## [OBJECTIVE]
Copy out all the lines where "核电荷数为" shows up.
Begin DATA LINES
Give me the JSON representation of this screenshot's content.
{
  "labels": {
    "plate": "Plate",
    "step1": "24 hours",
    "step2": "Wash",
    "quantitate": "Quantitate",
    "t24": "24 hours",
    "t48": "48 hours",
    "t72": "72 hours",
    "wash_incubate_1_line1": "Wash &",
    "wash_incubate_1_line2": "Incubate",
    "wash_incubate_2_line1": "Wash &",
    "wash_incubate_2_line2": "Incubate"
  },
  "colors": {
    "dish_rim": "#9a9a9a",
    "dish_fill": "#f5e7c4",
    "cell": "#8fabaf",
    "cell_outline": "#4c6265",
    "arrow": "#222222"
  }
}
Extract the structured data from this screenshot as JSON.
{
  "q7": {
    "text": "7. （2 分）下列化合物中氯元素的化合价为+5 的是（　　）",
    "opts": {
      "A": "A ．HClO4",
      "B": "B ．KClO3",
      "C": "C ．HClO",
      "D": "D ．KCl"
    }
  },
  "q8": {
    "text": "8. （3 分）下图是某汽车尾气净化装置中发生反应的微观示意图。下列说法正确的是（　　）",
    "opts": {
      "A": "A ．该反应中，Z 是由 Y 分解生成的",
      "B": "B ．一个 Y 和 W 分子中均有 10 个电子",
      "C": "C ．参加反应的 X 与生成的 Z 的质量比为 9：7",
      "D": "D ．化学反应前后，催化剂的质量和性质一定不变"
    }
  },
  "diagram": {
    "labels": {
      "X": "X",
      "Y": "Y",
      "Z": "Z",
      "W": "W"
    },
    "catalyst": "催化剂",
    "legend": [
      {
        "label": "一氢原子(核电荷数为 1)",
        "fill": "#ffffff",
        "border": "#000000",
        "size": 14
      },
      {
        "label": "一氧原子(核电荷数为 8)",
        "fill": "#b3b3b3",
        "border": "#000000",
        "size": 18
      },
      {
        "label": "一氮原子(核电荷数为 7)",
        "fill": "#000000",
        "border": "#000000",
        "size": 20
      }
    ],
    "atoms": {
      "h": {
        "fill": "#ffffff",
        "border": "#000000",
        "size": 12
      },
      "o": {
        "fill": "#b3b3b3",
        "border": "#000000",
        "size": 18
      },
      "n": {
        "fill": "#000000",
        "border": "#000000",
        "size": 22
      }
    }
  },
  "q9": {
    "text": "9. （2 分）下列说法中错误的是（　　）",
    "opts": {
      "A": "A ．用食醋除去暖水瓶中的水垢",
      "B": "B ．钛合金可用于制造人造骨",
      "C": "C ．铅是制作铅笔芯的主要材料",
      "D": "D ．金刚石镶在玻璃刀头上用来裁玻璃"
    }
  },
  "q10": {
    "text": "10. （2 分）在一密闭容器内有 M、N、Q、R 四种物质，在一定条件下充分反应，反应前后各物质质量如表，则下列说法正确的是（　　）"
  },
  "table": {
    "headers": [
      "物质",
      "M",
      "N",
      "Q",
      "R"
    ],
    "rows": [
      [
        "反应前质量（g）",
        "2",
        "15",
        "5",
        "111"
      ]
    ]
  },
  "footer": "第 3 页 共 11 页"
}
End DATA LINES
## [TASK ANSWER]
        "label": "一氢原子(核电荷数为 1)",
        "label": "一氧原子(核电荷数为 8)",
        "label": "一氮原子(核电荷数为 7)",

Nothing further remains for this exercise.